╔══

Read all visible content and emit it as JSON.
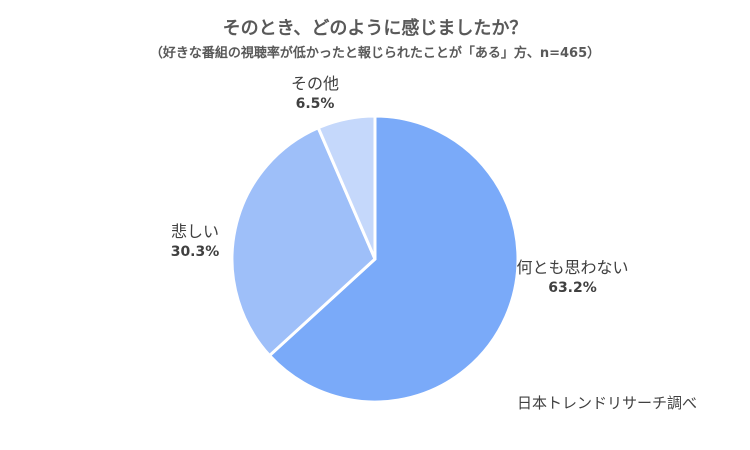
{
  "chart_data": {
    "type": "pie",
    "title": "そのとき、どのように感じましたか？",
    "subtitle": "（好きな番組の視聴率が低かったと報じられたことが「ある」方、n=465）",
    "slices": [
      {
        "label": "何とも思わない",
        "value": 63.2,
        "value_label": "63.2%",
        "color": "#7aaaf9"
      },
      {
        "label": "悲しい",
        "value": 30.3,
        "value_label": "30.3%",
        "color": "#9ebff9"
      },
      {
        "label": "その他",
        "value": 6.5,
        "value_label": "6.5%",
        "color": "#c5d8fb"
      }
    ],
    "start": "12 o'clock",
    "direction": "clockwise",
    "legend": "none",
    "source": "日本トレンドリサーチ調べ"
  }
}
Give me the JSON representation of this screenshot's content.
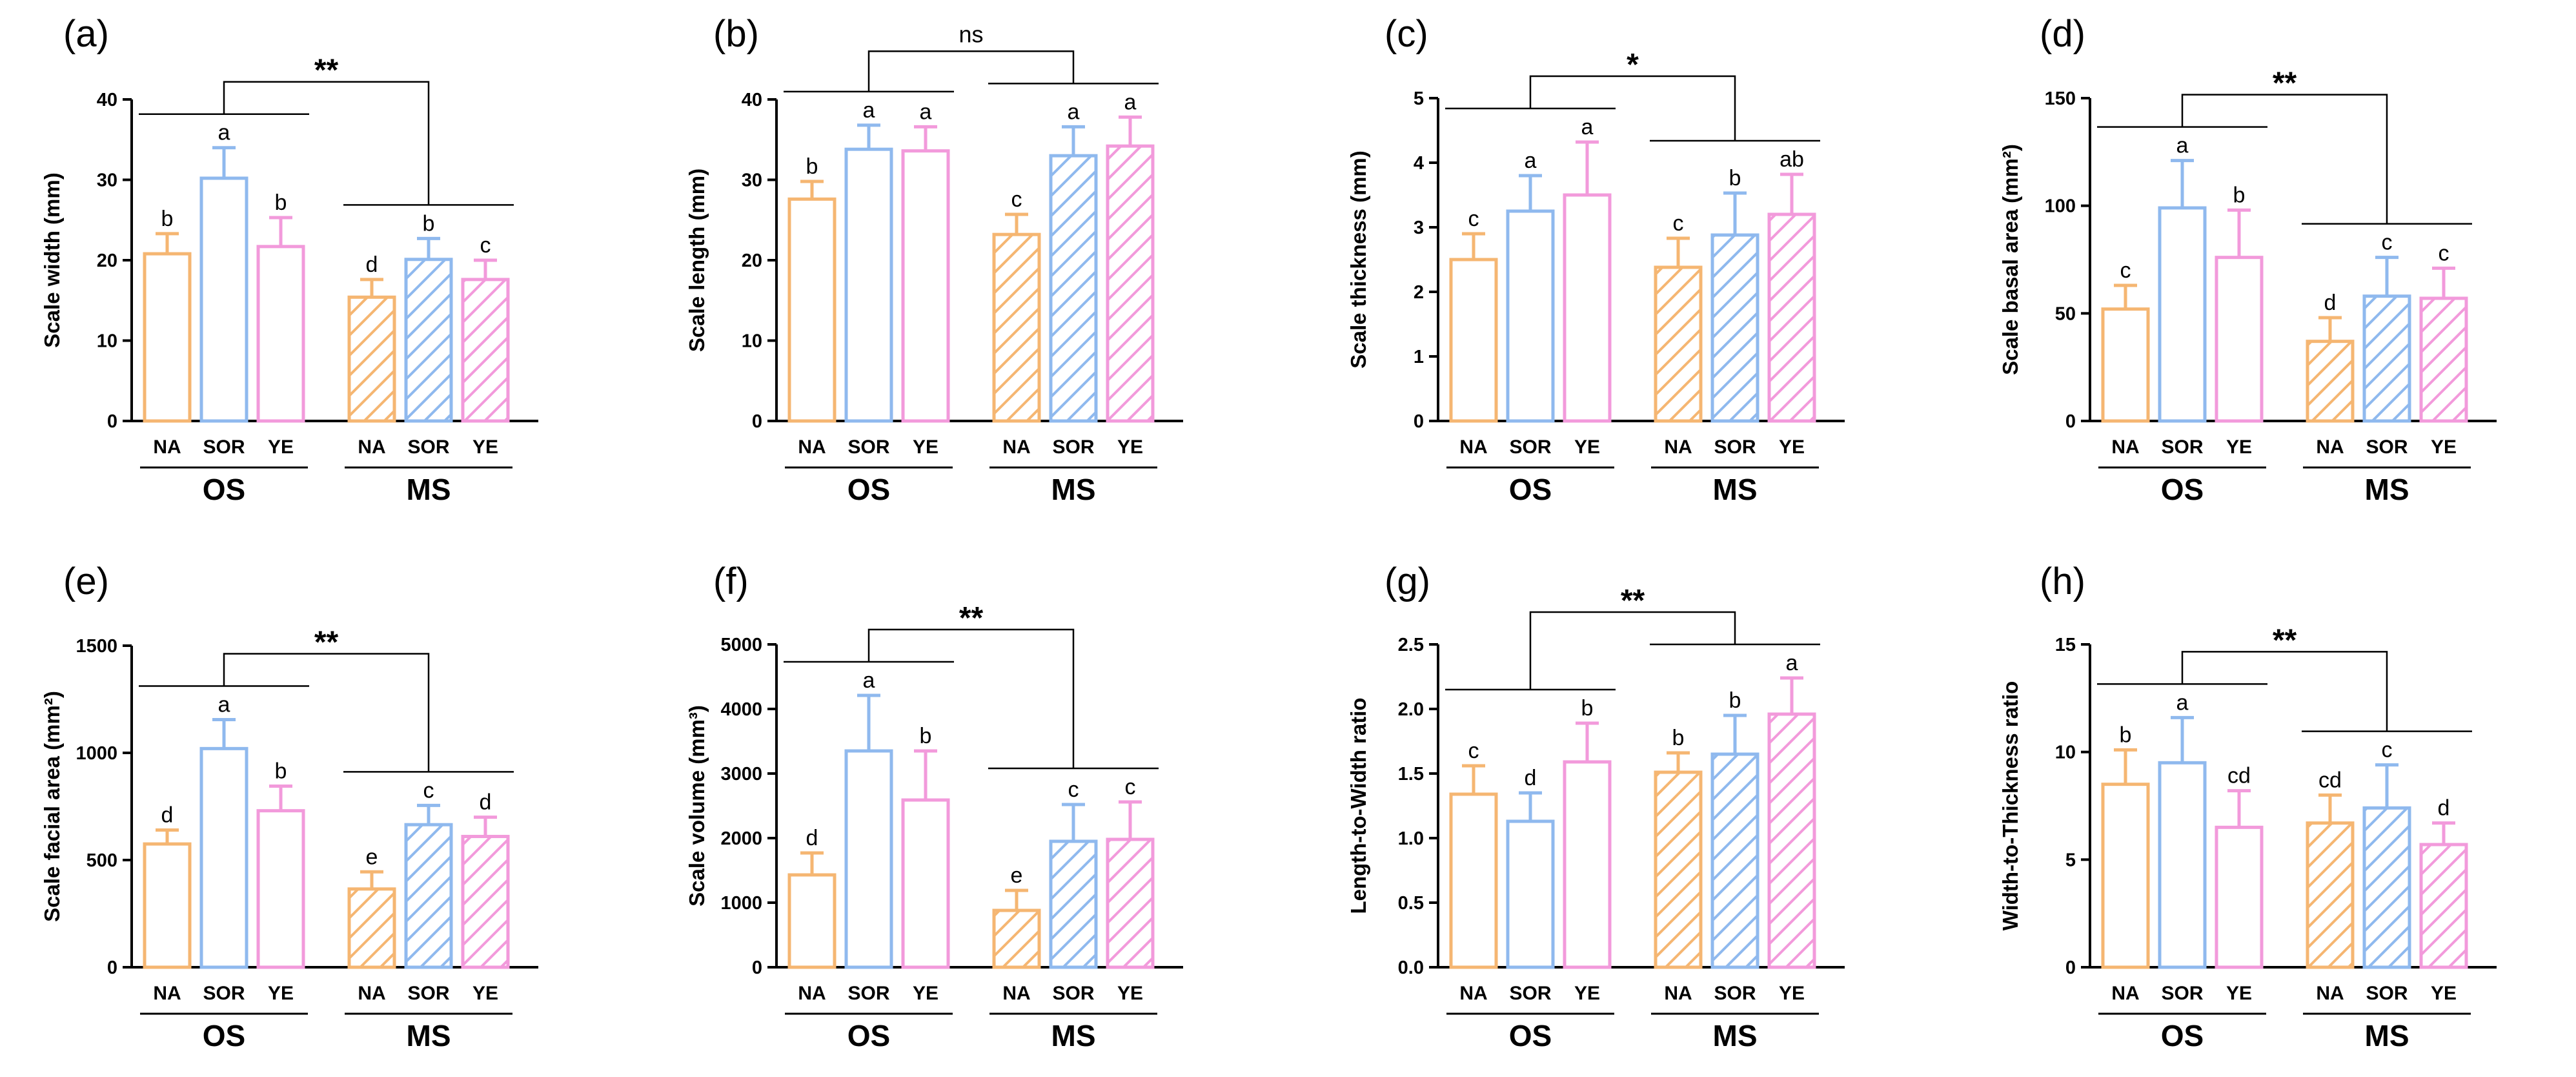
{
  "colors": {
    "NA": "#f5b672",
    "SOR": "#8fb9ee",
    "YE": "#f29adb",
    "axis": "#000000"
  },
  "groups": [
    "OS",
    "MS"
  ],
  "categories": [
    "NA",
    "SOR",
    "YE",
    "NA",
    "SOR",
    "YE"
  ],
  "chart_data": [
    {
      "type": "bar",
      "panel": "(a)",
      "ylabel": "Scale width (mm)",
      "ylim": [
        0,
        40
      ],
      "yticks": [
        0,
        10,
        20,
        30,
        40
      ],
      "categories": [
        "NA",
        "SOR",
        "YE",
        "NA",
        "SOR",
        "YE"
      ],
      "groups": [
        "OS",
        "MS"
      ],
      "values": [
        20.8,
        30.2,
        21.7,
        15.4,
        20.1,
        17.6
      ],
      "errors": [
        2.5,
        3.8,
        3.6,
        2.2,
        2.6,
        2.4
      ],
      "letters": [
        "b",
        "a",
        "b",
        "d",
        "b",
        "c"
      ],
      "significance": "**"
    },
    {
      "type": "bar",
      "panel": "(b)",
      "ylabel": "Scale length (mm)",
      "ylim": [
        0,
        40
      ],
      "yticks": [
        0,
        10,
        20,
        30,
        40
      ],
      "categories": [
        "NA",
        "SOR",
        "YE",
        "NA",
        "SOR",
        "YE"
      ],
      "groups": [
        "OS",
        "MS"
      ],
      "values": [
        27.6,
        33.8,
        33.6,
        23.2,
        33.0,
        34.2
      ],
      "errors": [
        2.2,
        3.0,
        3.0,
        2.5,
        3.6,
        3.6
      ],
      "letters": [
        "b",
        "a",
        "a",
        "c",
        "a",
        "a"
      ],
      "significance": "ns"
    },
    {
      "type": "bar",
      "panel": "(c)",
      "ylabel": "Scale thickness (mm)",
      "ylim": [
        0,
        5
      ],
      "yticks": [
        0,
        1,
        2,
        3,
        4,
        5
      ],
      "categories": [
        "NA",
        "SOR",
        "YE",
        "NA",
        "SOR",
        "YE"
      ],
      "groups": [
        "OS",
        "MS"
      ],
      "values": [
        2.5,
        3.25,
        3.5,
        2.38,
        2.88,
        3.2
      ],
      "errors": [
        0.4,
        0.55,
        0.82,
        0.45,
        0.65,
        0.62
      ],
      "letters": [
        "c",
        "a",
        "a",
        "c",
        "b",
        "ab"
      ],
      "significance": "*"
    },
    {
      "type": "bar",
      "panel": "(d)",
      "ylabel": "Scale basal area (mm²)",
      "ylim": [
        0,
        150
      ],
      "yticks": [
        0,
        50,
        100,
        150
      ],
      "categories": [
        "NA",
        "SOR",
        "YE",
        "NA",
        "SOR",
        "YE"
      ],
      "groups": [
        "OS",
        "MS"
      ],
      "values": [
        52,
        99,
        76,
        37,
        58,
        57
      ],
      "errors": [
        11,
        22,
        22,
        11,
        18,
        14
      ],
      "letters": [
        "c",
        "a",
        "b",
        "d",
        "c",
        "c"
      ],
      "significance": "**"
    },
    {
      "type": "bar",
      "panel": "(e)",
      "ylabel": "Scale facial area (mm²)",
      "ylim": [
        0,
        1500
      ],
      "yticks": [
        0,
        500,
        1000,
        1500
      ],
      "categories": [
        "NA",
        "SOR",
        "YE",
        "NA",
        "SOR",
        "YE"
      ],
      "groups": [
        "OS",
        "MS"
      ],
      "values": [
        575,
        1020,
        730,
        365,
        665,
        610
      ],
      "errors": [
        65,
        135,
        115,
        80,
        90,
        90
      ],
      "letters": [
        "d",
        "a",
        "b",
        "e",
        "c",
        "d"
      ],
      "significance": "**"
    },
    {
      "type": "bar",
      "panel": "(f)",
      "ylabel": "Scale volume (mm³)",
      "ylim": [
        0,
        5000
      ],
      "yticks": [
        0,
        1000,
        2000,
        3000,
        4000,
        5000
      ],
      "categories": [
        "NA",
        "SOR",
        "YE",
        "NA",
        "SOR",
        "YE"
      ],
      "groups": [
        "OS",
        "MS"
      ],
      "values": [
        1430,
        3350,
        2590,
        880,
        1950,
        1980
      ],
      "errors": [
        340,
        860,
        760,
        310,
        570,
        580
      ],
      "letters": [
        "d",
        "a",
        "b",
        "e",
        "c",
        "c"
      ],
      "significance": "**"
    },
    {
      "type": "bar",
      "panel": "(g)",
      "ylabel": "Length-to-Width ratio",
      "ylim": [
        0,
        2.5
      ],
      "yticks": [
        "0.0",
        "0.5",
        "1.0",
        "1.5",
        "2.0",
        "2.5"
      ],
      "categories": [
        "NA",
        "SOR",
        "YE",
        "NA",
        "SOR",
        "YE"
      ],
      "groups": [
        "OS",
        "MS"
      ],
      "values": [
        1.34,
        1.13,
        1.59,
        1.51,
        1.65,
        1.96
      ],
      "errors": [
        0.22,
        0.22,
        0.3,
        0.15,
        0.3,
        0.28
      ],
      "letters": [
        "c",
        "d",
        "b",
        "b",
        "b",
        "a"
      ],
      "significance": "**"
    },
    {
      "type": "bar",
      "panel": "(h)",
      "ylabel": "Width-to-Thickness ratio",
      "ylim": [
        0,
        15
      ],
      "yticks": [
        0,
        5,
        10,
        15
      ],
      "categories": [
        "NA",
        "SOR",
        "YE",
        "NA",
        "SOR",
        "YE"
      ],
      "groups": [
        "OS",
        "MS"
      ],
      "values": [
        8.5,
        9.5,
        6.5,
        6.7,
        7.4,
        5.7
      ],
      "errors": [
        1.6,
        2.1,
        1.7,
        1.3,
        2.0,
        1.0
      ],
      "letters": [
        "b",
        "a",
        "cd",
        "cd",
        "c",
        "d"
      ],
      "significance": "**"
    }
  ]
}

╚══

The task -
The material above must be printed exactly, with its pictures left out.

Written response -
Read all visible content and emit it as JSON.
{
  "chart_data": {
    "type": "pie",
    "title": "そのとき、どのように感じましたか？",
    "subtitle": "（好きな番組の視聴率が低かったと報じられたことが「ある」方、n=465）",
    "slices": [
      {
        "label": "何とも思わない",
        "value": 63.2,
        "value_label": "63.2%",
        "color": "#7aaaf9"
      },
      {
        "label": "悲しい",
        "value": 30.3,
        "value_label": "30.3%",
        "color": "#9ebff9"
      },
      {
        "label": "その他",
        "value": 6.5,
        "value_label": "6.5%",
        "color": "#c5d8fb"
      }
    ],
    "start": "12 o'clock",
    "direction": "clockwise",
    "legend": "none",
    "source": "日本トレンドリサーチ調べ"
  }
}
Give me the JSON representation of this screenshot's content.
{
  "colors": {
    "NA": "#f5b672",
    "SOR": "#8fb9ee",
    "YE": "#f29adb",
    "axis": "#000000"
  },
  "groups": [
    "OS",
    "MS"
  ],
  "categories": [
    "NA",
    "SOR",
    "YE",
    "NA",
    "SOR",
    "YE"
  ],
  "chart_data": [
    {
      "type": "bar",
      "panel": "(a)",
      "ylabel": "Scale width (mm)",
      "ylim": [
        0,
        40
      ],
      "yticks": [
        0,
        10,
        20,
        30,
        40
      ],
      "categories": [
        "NA",
        "SOR",
        "YE",
        "NA",
        "SOR",
        "YE"
      ],
      "groups": [
        "OS",
        "MS"
      ],
      "values": [
        20.8,
        30.2,
        21.7,
        15.4,
        20.1,
        17.6
      ],
      "errors": [
        2.5,
        3.8,
        3.6,
        2.2,
        2.6,
        2.4
      ],
      "letters": [
        "b",
        "a",
        "b",
        "d",
        "b",
        "c"
      ],
      "significance": "**"
    },
    {
      "type": "bar",
      "panel": "(b)",
      "ylabel": "Scale length (mm)",
      "ylim": [
        0,
        40
      ],
      "yticks": [
        0,
        10,
        20,
        30,
        40
      ],
      "categories": [
        "NA",
        "SOR",
        "YE",
        "NA",
        "SOR",
        "YE"
      ],
      "groups": [
        "OS",
        "MS"
      ],
      "values": [
        27.6,
        33.8,
        33.6,
        23.2,
        33.0,
        34.2
      ],
      "errors": [
        2.2,
        3.0,
        3.0,
        2.5,
        3.6,
        3.6
      ],
      "letters": [
        "b",
        "a",
        "a",
        "c",
        "a",
        "a"
      ],
      "significance": "ns"
    },
    {
      "type": "bar",
      "panel": "(c)",
      "ylabel": "Scale thickness (mm)",
      "ylim": [
        0,
        5
      ],
      "yticks": [
        0,
        1,
        2,
        3,
        4,
        5
      ],
      "categories": [
        "NA",
        "SOR",
        "YE",
        "NA",
        "SOR",
        "YE"
      ],
      "groups": [
        "OS",
        "MS"
      ],
      "values": [
        2.5,
        3.25,
        3.5,
        2.38,
        2.88,
        3.2
      ],
      "errors": [
        0.4,
        0.55,
        0.82,
        0.45,
        0.65,
        0.62
      ],
      "letters": [
        "c",
        "a",
        "a",
        "c",
        "b",
        "ab"
      ],
      "significance": "*"
    },
    {
      "type": "bar",
      "panel": "(d)",
      "ylabel": "Scale basal area (mm²)",
      "ylim": [
        0,
        150
      ],
      "yticks": [
        0,
        50,
        100,
        150
      ],
      "categories": [
        "NA",
        "SOR",
        "YE",
        "NA",
        "SOR",
        "YE"
      ],
      "groups": [
        "OS",
        "MS"
      ],
      "values": [
        52,
        99,
        76,
        37,
        58,
        57
      ],
      "errors": [
        11,
        22,
        22,
        11,
        18,
        14
      ],
      "letters": [
        "c",
        "a",
        "b",
        "d",
        "c",
        "c"
      ],
      "significance": "**"
    },
    {
      "type": "bar",
      "panel": "(e)",
      "ylabel": "Scale facial area (mm²)",
      "ylim": [
        0,
        1500
      ],
      "yticks": [
        0,
        500,
        1000,
        1500
      ],
      "categories": [
        "NA",
        "SOR",
        "YE",
        "NA",
        "SOR",
        "YE"
      ],
      "groups": [
        "OS",
        "MS"
      ],
      "values": [
        575,
        1020,
        730,
        365,
        665,
        610
      ],
      "errors": [
        65,
        135,
        115,
        80,
        90,
        90
      ],
      "letters": [
        "d",
        "a",
        "b",
        "e",
        "c",
        "d"
      ],
      "significance": "**"
    },
    {
      "type": "bar",
      "panel": "(f)",
      "ylabel": "Scale volume (mm³)",
      "ylim": [
        0,
        5000
      ],
      "yticks": [
        0,
        1000,
        2000,
        3000,
        4000,
        5000
      ],
      "categories": [
        "NA",
        "SOR",
        "YE",
        "NA",
        "SOR",
        "YE"
      ],
      "groups": [
        "OS",
        "MS"
      ],
      "values": [
        1430,
        3350,
        2590,
        880,
        1950,
        1980
      ],
      "errors": [
        340,
        860,
        760,
        310,
        570,
        580
      ],
      "letters": [
        "d",
        "a",
        "b",
        "e",
        "c",
        "c"
      ],
      "significance": "**"
    },
    {
      "type": "bar",
      "panel": "(g)",
      "ylabel": "Length-to-Width ratio",
      "ylim": [
        0,
        2.5
      ],
      "yticks": [
        "0.0",
        "0.5",
        "1.0",
        "1.5",
        "2.0",
        "2.5"
      ],
      "categories": [
        "NA",
        "SOR",
        "YE",
        "NA",
        "SOR",
        "YE"
      ],
      "groups": [
        "OS",
        "MS"
      ],
      "values": [
        1.34,
        1.13,
        1.59,
        1.51,
        1.65,
        1.96
      ],
      "errors": [
        0.22,
        0.22,
        0.3,
        0.15,
        0.3,
        0.28
      ],
      "letters": [
        "c",
        "d",
        "b",
        "b",
        "b",
        "a"
      ],
      "significance": "**"
    },
    {
      "type": "bar",
      "panel": "(h)",
      "ylabel": "Width-to-Thickness ratio",
      "ylim": [
        0,
        15
      ],
      "yticks": [
        0,
        5,
        10,
        15
      ],
      "categories": [
        "NA",
        "SOR",
        "YE",
        "NA",
        "SOR",
        "YE"
      ],
      "groups": [
        "OS",
        "MS"
      ],
      "values": [
        8.5,
        9.5,
        6.5,
        6.7,
        7.4,
        5.7
      ],
      "errors": [
        1.6,
        2.1,
        1.7,
        1.3,
        2.0,
        1.0
      ],
      "letters": [
        "b",
        "a",
        "cd",
        "cd",
        "c",
        "d"
      ],
      "significance": "**"
    }
  ]
}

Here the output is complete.